------ Excerpt to read

# Getting my dog to come, or stop.



## Lily_08 (Jan 7, 2009)

I'm trying to train my 7 mo old, Lily, to come when she is called. This was one of the very first commands that I started practicing, basically since she has been 8 weeks old. She will obey sometimes, but not all of the time. If I'm training her with treats, then she will come, because she knows she's going to get something. Other times, she'll just stare at me, and sometimes come.

Lily has gotten away from me twice while I've had her on the leash. Both times I've chased her yelling,"Lily come!" or simply just yelling her name. But, she just kept running, then eventually stoped. I want to be able to call her and have her come to me EVERY time, everywhere. Be it in the house, out in the park, or out for a walk. I live off of a busy street, and the last thing I want is her darting out into the street and getting killed. I love her dearly and I don't know what I'd do if that were to happen. Is it possible to train her like this, and if so, how to I go about training her correctly. It seems like I have been doing a not so good job at this.


----------



## doggiedad (Dec 2, 2007)

get a trainer amd keep her leashed.


----------



## GunnerJones (Jul 30, 2005)

you need to start at the very beginning of dog obedience training. the first thing you should teach is there name, by that I meen you say it, they stop what ever they are doing and look directly at you. Find a local trainer and let them know what your goals are, avoid Petsmart and other cookie pushers


----------



## Lily_08 (Jan 7, 2009)

The very first thing I taught her was her name. She definitely knows it, she just doesn't always come when I call her. I'd like to eventually be able to get her off leash.


----------



## doggiedad (Dec 2, 2007)

i taught my dog to come and his name at the same time.

my GF would hold our puppy while having him face me. i would move back two steps or so. i would call my dog by name. i would say "Loki". at the same time i said Loki my GF would release him. he comes over, i treat him and make a big fuss (praise) and pet him. now i hold him and turn him towards my GF. She says "Loki". i release him. when he goes to her she treats and praises him. we did this untill he started coming everytime we called him. we also increased the distance between us when we were calling him. so, now he's coming. now we start to hide from him and call him. again only a short distance away. we would hide behind a tree, step beside a building (just turn the corner so our dog couldn't see us). one of us is still holding the puppy at this point. we trained indoors and outdoors. we used short training sessions. we trained 4 to 6 times a day. each session was only 5 or 10 minutes long. we always ended on a positive note.

our dog is now coming when we call him by name only. now we incorporate "come". we use the same training method but now when we call we say "Loki come". also when were teaching our dog to come we used the hand signal to come. we used the hand signal everytime we called him. now i use the hand signal or verbal commands.

i think you should get a trainer. if you're going to train your dog start all over. find a method you trust and like and start usuing it. be consistant in your training.


----------



## zyppi (Jun 2, 2006)

------------
------ Dataset records

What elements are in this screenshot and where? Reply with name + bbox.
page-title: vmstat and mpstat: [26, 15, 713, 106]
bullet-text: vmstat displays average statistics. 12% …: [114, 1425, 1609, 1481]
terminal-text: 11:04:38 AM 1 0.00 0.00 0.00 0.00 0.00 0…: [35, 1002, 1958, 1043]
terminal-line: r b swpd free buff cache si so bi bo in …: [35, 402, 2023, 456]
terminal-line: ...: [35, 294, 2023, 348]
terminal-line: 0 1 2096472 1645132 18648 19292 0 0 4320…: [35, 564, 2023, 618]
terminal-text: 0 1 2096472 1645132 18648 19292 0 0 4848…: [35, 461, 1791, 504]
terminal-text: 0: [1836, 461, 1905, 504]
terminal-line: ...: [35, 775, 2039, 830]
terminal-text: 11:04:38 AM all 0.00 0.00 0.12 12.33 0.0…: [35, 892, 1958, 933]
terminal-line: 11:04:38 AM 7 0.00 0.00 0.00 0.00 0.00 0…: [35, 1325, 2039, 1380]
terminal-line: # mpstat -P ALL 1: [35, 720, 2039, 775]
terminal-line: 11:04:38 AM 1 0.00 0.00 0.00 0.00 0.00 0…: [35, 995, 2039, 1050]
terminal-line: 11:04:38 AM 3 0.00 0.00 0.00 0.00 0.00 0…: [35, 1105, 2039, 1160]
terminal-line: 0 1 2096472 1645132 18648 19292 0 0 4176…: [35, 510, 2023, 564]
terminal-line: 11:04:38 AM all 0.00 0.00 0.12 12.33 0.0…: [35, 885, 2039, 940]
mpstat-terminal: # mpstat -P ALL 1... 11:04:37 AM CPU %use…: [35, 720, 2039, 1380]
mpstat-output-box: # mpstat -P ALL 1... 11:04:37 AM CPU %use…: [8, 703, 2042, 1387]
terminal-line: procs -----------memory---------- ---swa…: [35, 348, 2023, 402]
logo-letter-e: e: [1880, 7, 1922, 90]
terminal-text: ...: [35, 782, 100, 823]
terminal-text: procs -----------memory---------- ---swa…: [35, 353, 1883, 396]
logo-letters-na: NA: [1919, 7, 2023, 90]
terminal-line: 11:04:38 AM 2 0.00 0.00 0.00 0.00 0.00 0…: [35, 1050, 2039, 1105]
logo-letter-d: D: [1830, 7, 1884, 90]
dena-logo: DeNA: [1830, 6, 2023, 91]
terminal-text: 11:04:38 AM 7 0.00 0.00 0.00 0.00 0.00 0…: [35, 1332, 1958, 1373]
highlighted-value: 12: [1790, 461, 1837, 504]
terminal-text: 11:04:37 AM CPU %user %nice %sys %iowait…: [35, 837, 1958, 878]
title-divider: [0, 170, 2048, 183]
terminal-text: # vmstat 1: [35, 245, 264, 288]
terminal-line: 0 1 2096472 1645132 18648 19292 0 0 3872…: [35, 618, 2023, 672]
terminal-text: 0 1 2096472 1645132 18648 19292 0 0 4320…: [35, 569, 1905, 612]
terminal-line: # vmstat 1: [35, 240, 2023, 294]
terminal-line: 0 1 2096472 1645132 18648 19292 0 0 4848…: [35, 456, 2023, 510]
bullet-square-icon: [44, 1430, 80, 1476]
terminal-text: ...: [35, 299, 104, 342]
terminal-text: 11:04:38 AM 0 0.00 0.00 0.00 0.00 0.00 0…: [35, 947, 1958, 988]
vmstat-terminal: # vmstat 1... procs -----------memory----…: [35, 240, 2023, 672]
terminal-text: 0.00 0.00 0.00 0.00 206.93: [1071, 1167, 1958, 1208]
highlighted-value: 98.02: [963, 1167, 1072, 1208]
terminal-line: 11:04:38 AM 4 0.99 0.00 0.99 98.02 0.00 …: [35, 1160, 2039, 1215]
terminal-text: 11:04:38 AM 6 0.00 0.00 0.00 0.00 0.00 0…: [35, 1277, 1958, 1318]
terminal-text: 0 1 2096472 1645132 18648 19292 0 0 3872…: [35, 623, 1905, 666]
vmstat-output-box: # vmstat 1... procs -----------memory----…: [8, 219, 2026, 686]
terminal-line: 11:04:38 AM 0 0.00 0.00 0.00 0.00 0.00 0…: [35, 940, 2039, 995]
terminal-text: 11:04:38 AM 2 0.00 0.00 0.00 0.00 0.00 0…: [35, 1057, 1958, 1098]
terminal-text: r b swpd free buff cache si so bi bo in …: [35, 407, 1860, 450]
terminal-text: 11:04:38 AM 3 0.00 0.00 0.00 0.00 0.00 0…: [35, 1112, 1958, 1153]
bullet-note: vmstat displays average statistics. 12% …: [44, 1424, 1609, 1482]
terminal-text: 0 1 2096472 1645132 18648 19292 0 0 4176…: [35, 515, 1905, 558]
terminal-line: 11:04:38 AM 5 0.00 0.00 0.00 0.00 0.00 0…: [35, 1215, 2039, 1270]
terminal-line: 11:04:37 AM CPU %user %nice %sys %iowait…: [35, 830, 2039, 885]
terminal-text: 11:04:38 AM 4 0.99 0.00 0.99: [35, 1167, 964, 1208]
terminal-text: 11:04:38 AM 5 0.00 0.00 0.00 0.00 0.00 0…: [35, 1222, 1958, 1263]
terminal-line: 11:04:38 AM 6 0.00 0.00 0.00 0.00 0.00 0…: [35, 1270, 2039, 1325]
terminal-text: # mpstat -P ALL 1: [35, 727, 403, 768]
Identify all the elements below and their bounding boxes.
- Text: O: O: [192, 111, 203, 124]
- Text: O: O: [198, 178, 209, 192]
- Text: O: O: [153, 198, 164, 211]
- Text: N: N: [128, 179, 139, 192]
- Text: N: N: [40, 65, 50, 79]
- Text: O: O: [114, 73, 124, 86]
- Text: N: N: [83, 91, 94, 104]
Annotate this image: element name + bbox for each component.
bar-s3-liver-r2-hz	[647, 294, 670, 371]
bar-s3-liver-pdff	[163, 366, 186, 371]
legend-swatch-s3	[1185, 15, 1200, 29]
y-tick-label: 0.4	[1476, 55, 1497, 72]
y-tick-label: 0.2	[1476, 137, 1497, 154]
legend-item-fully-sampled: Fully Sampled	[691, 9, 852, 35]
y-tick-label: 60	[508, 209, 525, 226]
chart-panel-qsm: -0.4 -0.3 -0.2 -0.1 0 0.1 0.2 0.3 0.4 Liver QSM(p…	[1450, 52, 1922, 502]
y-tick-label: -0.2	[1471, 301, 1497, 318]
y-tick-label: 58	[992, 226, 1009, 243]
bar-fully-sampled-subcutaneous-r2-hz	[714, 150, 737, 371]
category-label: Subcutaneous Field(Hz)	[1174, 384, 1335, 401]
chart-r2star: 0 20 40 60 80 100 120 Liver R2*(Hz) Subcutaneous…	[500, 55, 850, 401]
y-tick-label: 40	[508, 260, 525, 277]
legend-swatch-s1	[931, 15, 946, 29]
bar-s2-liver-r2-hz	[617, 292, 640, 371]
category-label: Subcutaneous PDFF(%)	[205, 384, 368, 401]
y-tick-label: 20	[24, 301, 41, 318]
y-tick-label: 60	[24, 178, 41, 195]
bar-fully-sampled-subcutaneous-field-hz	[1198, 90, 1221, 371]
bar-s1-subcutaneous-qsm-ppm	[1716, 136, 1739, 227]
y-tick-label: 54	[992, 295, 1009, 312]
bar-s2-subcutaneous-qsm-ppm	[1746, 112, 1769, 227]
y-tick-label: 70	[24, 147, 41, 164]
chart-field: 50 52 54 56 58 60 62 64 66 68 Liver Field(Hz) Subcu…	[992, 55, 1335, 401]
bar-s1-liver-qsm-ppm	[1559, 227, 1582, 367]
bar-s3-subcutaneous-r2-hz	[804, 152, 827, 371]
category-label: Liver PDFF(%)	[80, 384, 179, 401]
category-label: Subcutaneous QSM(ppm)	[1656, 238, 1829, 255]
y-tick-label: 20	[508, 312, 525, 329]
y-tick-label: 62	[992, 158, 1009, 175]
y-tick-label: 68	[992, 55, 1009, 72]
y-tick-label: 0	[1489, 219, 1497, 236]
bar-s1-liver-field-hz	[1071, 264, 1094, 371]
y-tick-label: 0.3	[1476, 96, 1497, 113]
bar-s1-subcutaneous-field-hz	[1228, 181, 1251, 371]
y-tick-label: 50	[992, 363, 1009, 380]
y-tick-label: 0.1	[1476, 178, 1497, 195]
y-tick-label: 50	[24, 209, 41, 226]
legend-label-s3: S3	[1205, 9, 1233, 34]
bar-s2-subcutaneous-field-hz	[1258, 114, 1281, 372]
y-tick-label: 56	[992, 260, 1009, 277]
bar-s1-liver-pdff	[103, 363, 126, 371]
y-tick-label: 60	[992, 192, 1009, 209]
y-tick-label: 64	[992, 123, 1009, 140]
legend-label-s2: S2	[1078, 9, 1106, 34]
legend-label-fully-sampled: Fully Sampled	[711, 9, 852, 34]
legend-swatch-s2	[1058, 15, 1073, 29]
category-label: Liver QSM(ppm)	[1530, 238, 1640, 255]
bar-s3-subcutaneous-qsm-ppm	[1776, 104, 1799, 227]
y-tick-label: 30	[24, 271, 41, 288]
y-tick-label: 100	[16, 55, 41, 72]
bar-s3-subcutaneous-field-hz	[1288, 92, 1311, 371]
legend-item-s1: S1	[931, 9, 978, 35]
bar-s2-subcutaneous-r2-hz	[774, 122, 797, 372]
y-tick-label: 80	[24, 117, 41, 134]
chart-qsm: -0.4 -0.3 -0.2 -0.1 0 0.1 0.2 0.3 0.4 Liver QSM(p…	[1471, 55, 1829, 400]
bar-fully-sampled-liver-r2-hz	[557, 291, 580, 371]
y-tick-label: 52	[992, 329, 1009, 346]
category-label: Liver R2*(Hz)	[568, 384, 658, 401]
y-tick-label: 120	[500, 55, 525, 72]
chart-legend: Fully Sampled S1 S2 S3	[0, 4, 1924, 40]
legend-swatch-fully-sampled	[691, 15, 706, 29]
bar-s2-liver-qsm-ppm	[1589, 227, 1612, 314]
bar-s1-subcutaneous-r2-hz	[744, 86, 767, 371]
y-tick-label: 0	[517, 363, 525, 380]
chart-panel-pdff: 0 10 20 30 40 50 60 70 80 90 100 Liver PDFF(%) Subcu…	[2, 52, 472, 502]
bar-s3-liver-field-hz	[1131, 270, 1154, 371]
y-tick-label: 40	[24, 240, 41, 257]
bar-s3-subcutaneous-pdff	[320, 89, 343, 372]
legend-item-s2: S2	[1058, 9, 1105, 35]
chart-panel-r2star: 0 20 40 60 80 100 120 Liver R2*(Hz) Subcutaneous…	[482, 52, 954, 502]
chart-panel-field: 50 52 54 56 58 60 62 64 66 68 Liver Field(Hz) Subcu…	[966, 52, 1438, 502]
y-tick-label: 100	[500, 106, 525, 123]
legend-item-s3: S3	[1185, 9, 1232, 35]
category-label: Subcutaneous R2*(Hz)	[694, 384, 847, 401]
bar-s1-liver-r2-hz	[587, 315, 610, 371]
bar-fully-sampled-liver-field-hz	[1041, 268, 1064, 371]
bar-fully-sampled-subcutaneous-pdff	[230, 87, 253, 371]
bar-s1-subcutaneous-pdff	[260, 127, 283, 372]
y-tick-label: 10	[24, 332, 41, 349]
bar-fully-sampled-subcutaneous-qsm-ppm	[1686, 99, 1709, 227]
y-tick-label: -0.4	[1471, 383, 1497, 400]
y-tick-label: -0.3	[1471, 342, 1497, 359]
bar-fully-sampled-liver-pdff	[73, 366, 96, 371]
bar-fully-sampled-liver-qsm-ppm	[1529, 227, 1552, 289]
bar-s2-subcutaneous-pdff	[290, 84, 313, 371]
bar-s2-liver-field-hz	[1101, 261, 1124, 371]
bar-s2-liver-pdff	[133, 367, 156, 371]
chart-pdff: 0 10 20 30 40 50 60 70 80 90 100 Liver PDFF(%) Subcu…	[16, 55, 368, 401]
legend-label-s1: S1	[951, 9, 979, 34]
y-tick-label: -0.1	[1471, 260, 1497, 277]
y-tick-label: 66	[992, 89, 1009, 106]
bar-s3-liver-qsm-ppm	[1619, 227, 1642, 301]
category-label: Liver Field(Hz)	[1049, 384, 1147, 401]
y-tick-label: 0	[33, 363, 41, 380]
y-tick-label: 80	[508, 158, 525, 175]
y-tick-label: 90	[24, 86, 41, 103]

------------

## Written task 1
In the records, copy the stretch from the first line through the line that contains "terminal-text: 0: [1836, 461, 1905, 504]", replacing "terminal-line" with "console-line" and changing nothing else.
## Written task 2
Continue the forum thread about training a dog to come when called, starting right after its final line.

## Task answer 1
What elements are in this screenshot and where? Reply with name + bbox.
page-title: vmstat and mpstat: [26, 15, 713, 106]
bullet-text: vmstat displays average statistics. 12% …: [114, 1425, 1609, 1481]
terminal-text: 11:04:38 AM 1 0.00 0.00 0.00 0.00 0.00 0…: [35, 1002, 1958, 1043]
console-line: r b swpd free buff cache si so bi bo in …: [35, 402, 2023, 456]
console-line: ...: [35, 294, 2023, 348]
console-line: 0 1 2096472 1645132 18648 19292 0 0 4320…: [35, 564, 2023, 618]
terminal-text: 0 1 2096472 1645132 18648 19292 0 0 4848…: [35, 461, 1791, 504]
terminal-text: 0: [1836, 461, 1905, 504]

## Task answer 2
> Originally Posted By: Lily_08times I've chased her yelling,"Lily come!" or simply just yelling her name. But, she just kept running


Yep - you've learned a valuable lesson.. chace dog and dog will run away.

Put your pup on a long line and give the command. If she doesn't come give a little leash correction and reel her in. It's ok to give a treat at first, but when you know she understands, start giving the treats less and less.

Repeat until she understands that "come" means come and there is no choice.

Then, in a controlled area -- fenced, no busy street -- drop the line (keep it under your foot) and gradually proof without the line.

The idea is to teach her in a 'no fail' way.


----------



## IliamnasQuest (Aug 24, 2005)

If you look down the list of topics to "Long Line Training" (I think that's the name of it) we've been talking a bit about teaching a dog to come. I use a lot of games to build enthusiasm and make it exciting for the dog to race to me.

You've hit an age with your dog where the world is starting to become more fascinating (hormonally-wise as well as just overall). If your dog develops a habit of running from you when called, you're going to have much more difficult time getting a reliable recall.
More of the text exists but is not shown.